Data records —
- - -

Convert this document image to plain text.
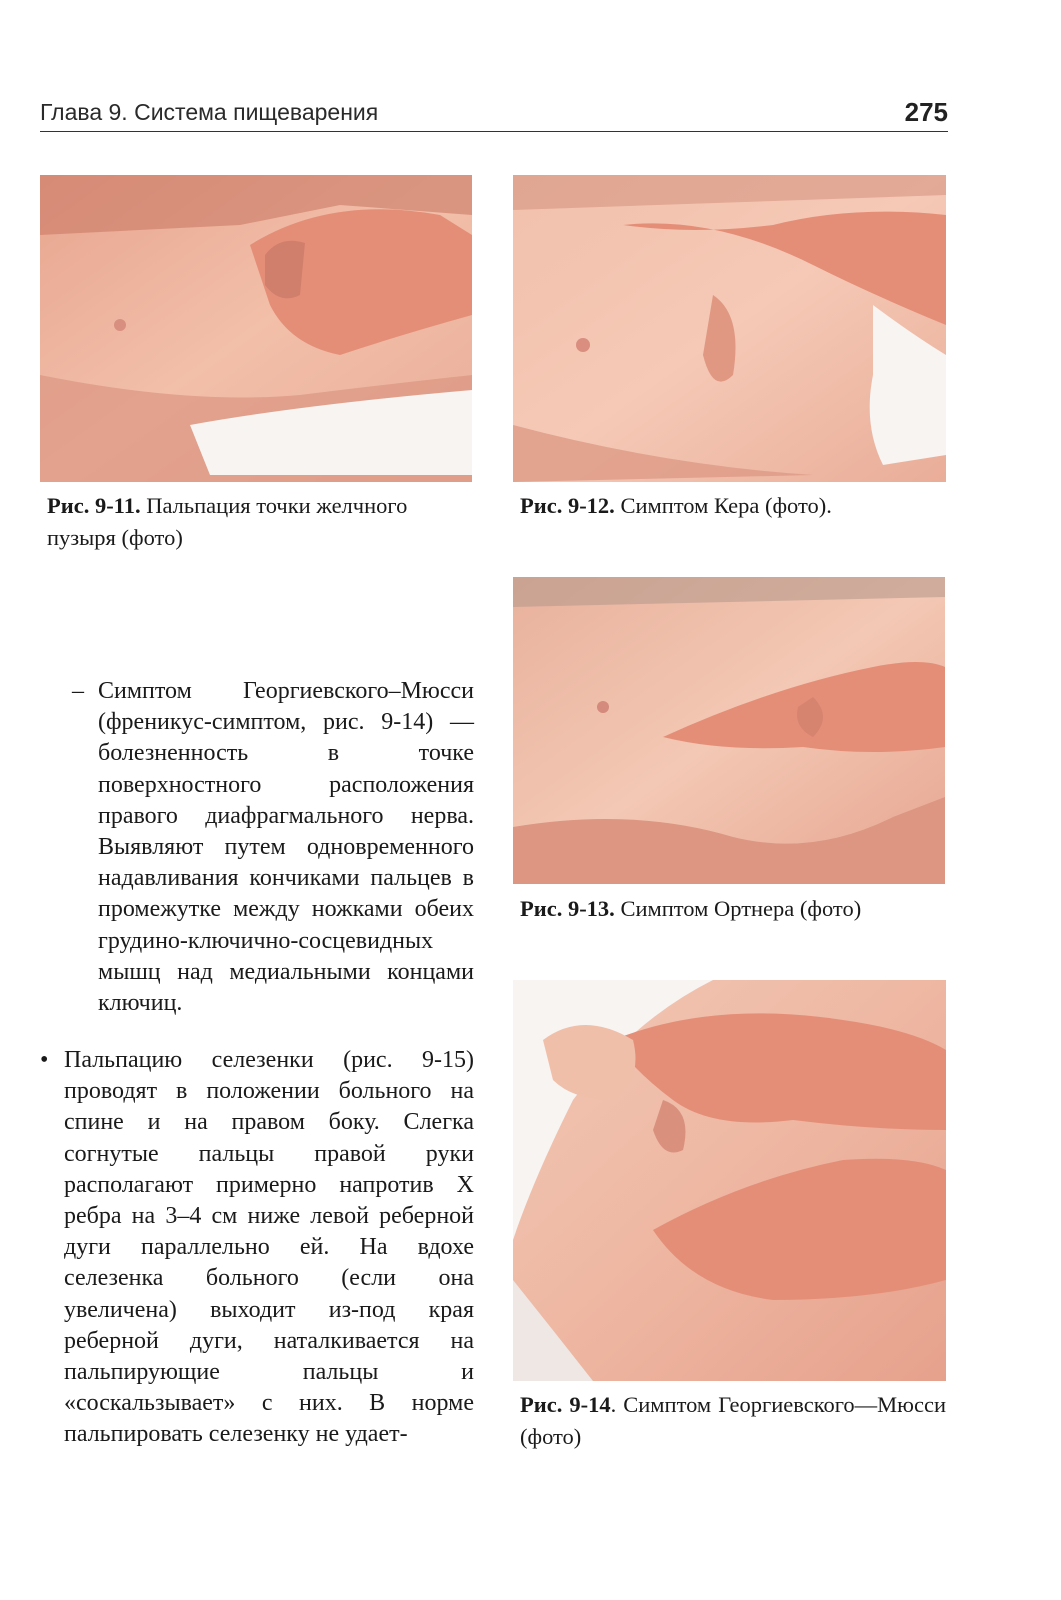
Глава 9. Система пищеварения	275
Рис. 9-11. Пальпация точки желчного пузыря (фото)
Рис. 9-12. Симптом Кера (фото).
Рис. 9-13. Симптом Ортнера (фото)
Рис. 9-14. Симптом Георгиевского—Мюсси (фото)
– Симптом Георгиевского–Мюсси (френикус-симптом, рис. 9-14) — болезненность в точке поверхностного расположения правого диафрагмального нерва. Выявляют путем одновременного надавливания кончиками пальцев в промежутке между ножками обеих грудино-ключично-сосцевидных мышц над медиальными концами ключиц.

• Пальпацию селезенки (рис. 9-15) проводят в положении больного на спине и на правом боку. Слегка согнутые пальцы правой руки располагают примерно напротив X ребра на 3–4 см ниже левой реберной дуги параллельно ей. На вдохе селезенка больного (если она увеличена) выходит из-под края реберной дуги, наталкивается на пальпирующие пальцы и «соскальзывает» с них. В норме пальпировать селезенку не удает-
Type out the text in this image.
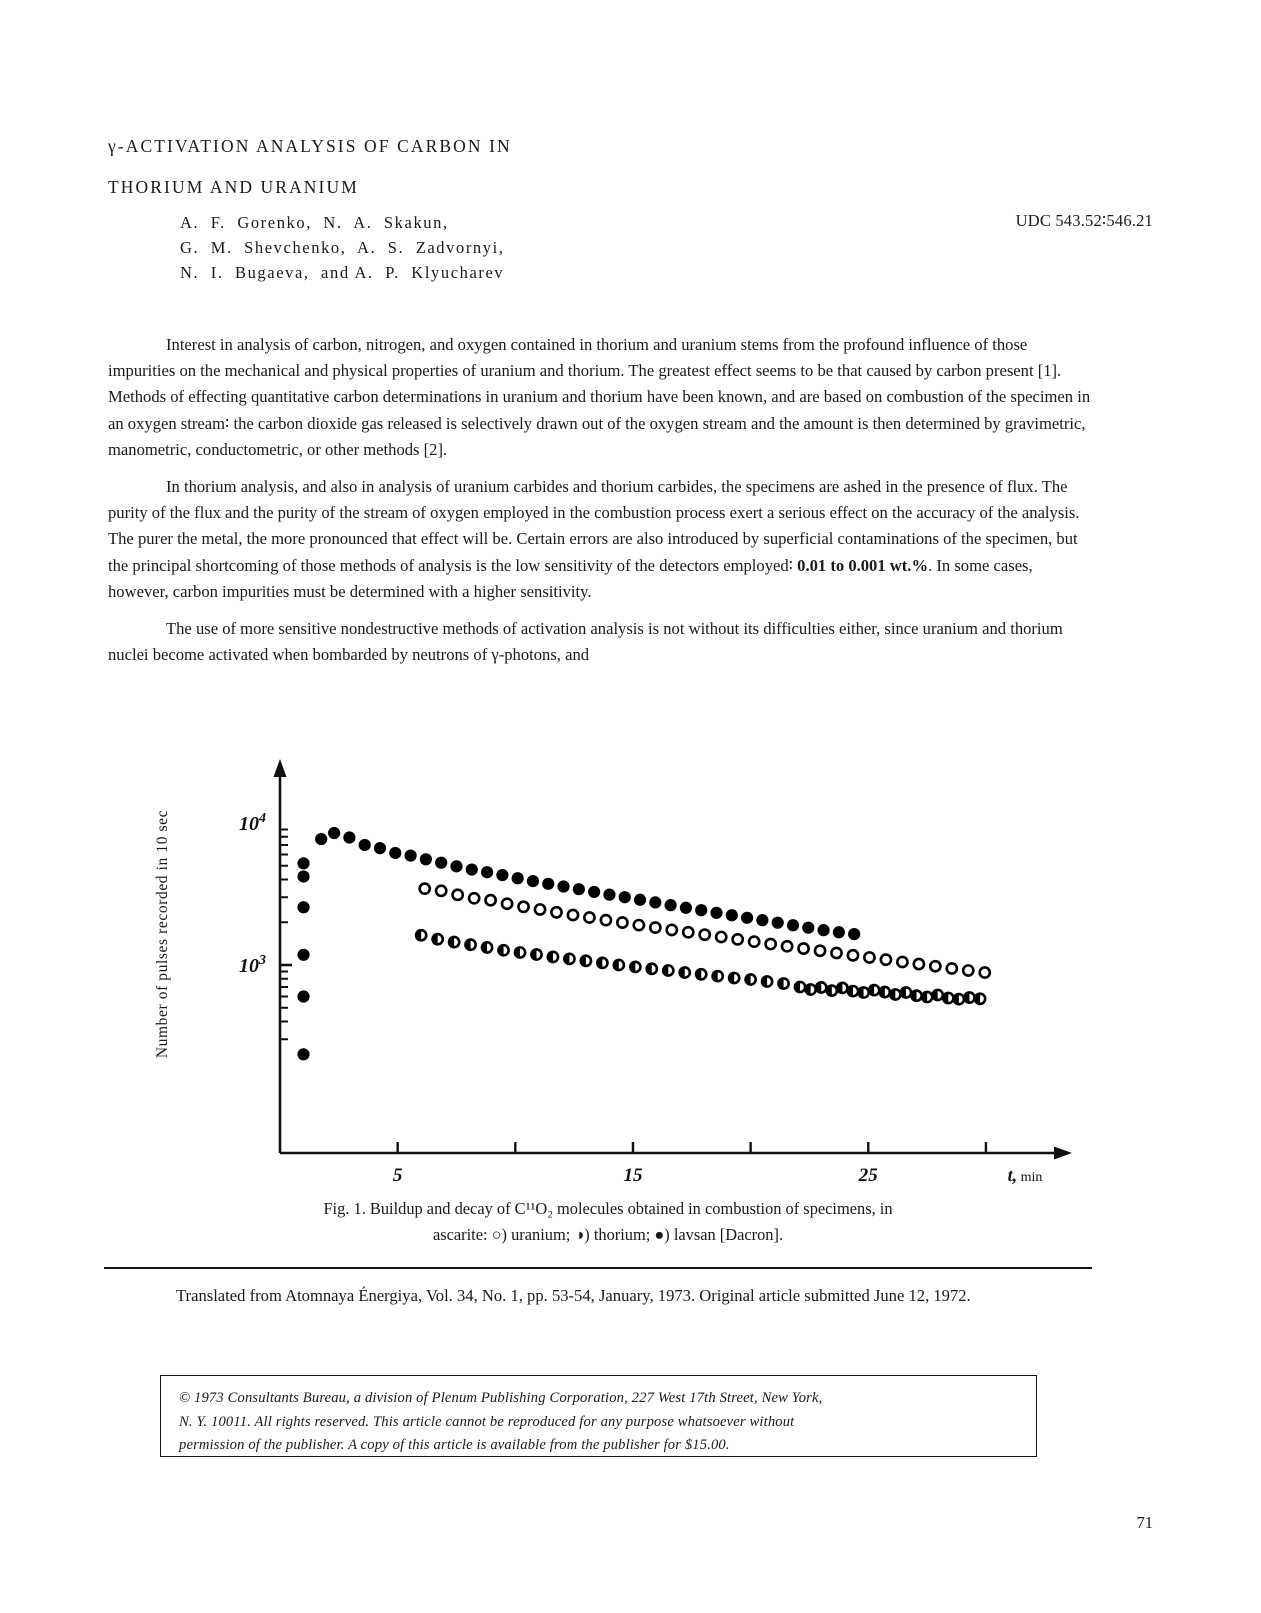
γ-ACTIVATION ANALYSIS OF CARBON IN
THORIUM AND URANIUM
A.  F.  Gorenko,  N.  A.  Skakun,
G.  M.  Shevchenko,  A.  S.  Zadvornyi,
N.  I.  Bugaeva,  and A.  P.  Klyucharev
UDC 543.52∶546.21

Interest in analysis of carbon, nitrogen, and oxygen contained in thorium and uranium stems from the profound influence of those impurities on the mechanical and physical properties of uranium and thorium. The greatest effect seems to be that caused by carbon present [1]. Methods of effecting quantitative carbon determinations in uranium and thorium have been known, and are based on combustion of the specimen in an oxygen stream∶ the carbon dioxide gas released is selectively drawn out of the oxygen stream and the amount is then determined by gravimetric, manometric, conductometric, or other methods [2].

In thorium analysis, and also in analysis of uranium carbides and thorium carbides, the specimens are ashed in the presence of flux. The purity of the flux and the purity of the stream of oxygen employed in the combustion process exert a serious effect on the accuracy of the analysis. The purer the metal, the more pronounced that effect will be. Certain errors are also introduced by superficial contaminations of the specimen, but the principal shortcoming of those methods of analysis is the low sensitivity of the detectors employed∶ 0.01 to 0.001 wt.%. In some cases, however, carbon impurities must be determined with a higher sensitivity.

The use of more sensitive nondestructive methods of activation analysis is not without its difficulties either, since uranium and thorium nuclei become activated when bombarded by neutrons of γ-photons, and

Number of pulses recorded in 10 sec	$10^4$
$10^3$
5	15	25	t, min
Fig. 1. Buildup and decay of C¹¹O₂ molecules obtained in combustion of specimens, in
ascarite: ○) uranium; ◑) thorium; ●) lavsan [Dacron].

Translated from Atomnaya Énergiya, Vol. 34, No. 1, pp. 53-54, January, 1973. Original article submitted June 12, 1972.

© 1973 Consultants Bureau, a division of Plenum Publishing Corporation, 227 West 17th Street, New York,

N. Y. 10011. All rights reserved. This article cannot be reproduced for any purpose whatsoever without

permission of the publisher. A copy of this article is available from the publisher for $15.00.

71
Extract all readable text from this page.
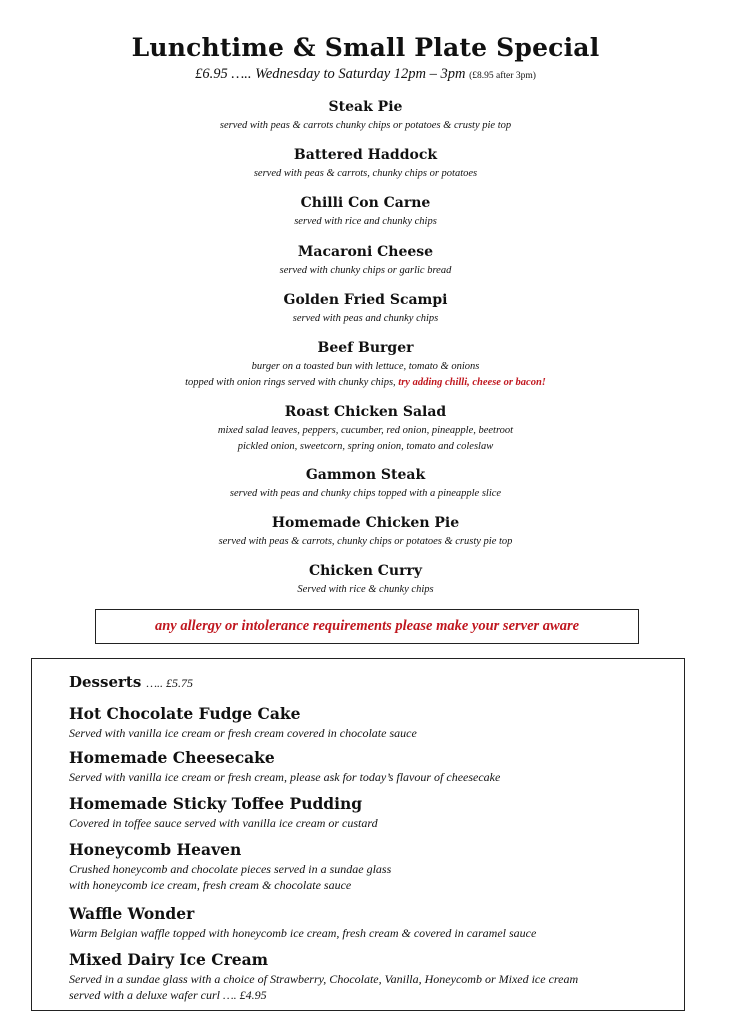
Lunchtime & Small Plate Special
£6.95 ….. Wednesday to Saturday 12pm – 3pm (£8.95 after 3pm)
Steak Pie
served with peas & carrots chunky chips or potatoes & crusty pie top
Battered Haddock
served with peas & carrots, chunky chips or potatoes
Chilli Con Carne
served with rice and chunky chips
Macaroni Cheese
served with chunky chips or garlic bread
Golden Fried Scampi
served with peas and chunky chips
Beef Burger
burger on a toasted bun with lettuce, tomato & onions
topped with onion rings served with chunky chips, try adding chilli, cheese or bacon!
Roast Chicken Salad
mixed salad leaves, peppers, cucumber, red onion, pineapple, beetroot
pickled onion, sweetcorn, spring onion, tomato and coleslaw
Gammon Steak
served with peas and chunky chips topped with a pineapple slice
Homemade Chicken Pie
served with peas & carrots, chunky chips or potatoes & crusty pie top
Chicken Curry
Served with rice & chunky chips
any allergy or intolerance requirements please make your server aware
Desserts ….. £5.75
Hot Chocolate Fudge Cake
Served with vanilla ice cream or fresh cream covered in chocolate sauce
Homemade Cheesecake
Served with vanilla ice cream or fresh cream, please ask for today’s flavour of cheesecake
Homemade Sticky Toffee Pudding
Covered in toffee sauce served with vanilla ice cream or custard
Honeycomb Heaven
Crushed honeycomb and chocolate pieces served in a sundae glass
with honeycomb ice cream, fresh cream & chocolate sauce
Waffle Wonder
Warm Belgian waffle topped with honeycomb ice cream, fresh cream & covered in caramel sauce
Mixed Dairy Ice Cream
Served in a sundae glass with a choice of Strawberry, Chocolate, Vanilla, Honeycomb or Mixed ice cream
served with a deluxe wafer curl …. £4.95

- - -

INSTRUCTIONS FOR THE TASK —
In the records, locate each line holding the string "pineapple" and copy it.

REPLY TO THE TASK —
mixed salad leaves, peppers, cucumber, red onion, pineapple, beetroot
served with peas and chunky chips topped with a pineapple slice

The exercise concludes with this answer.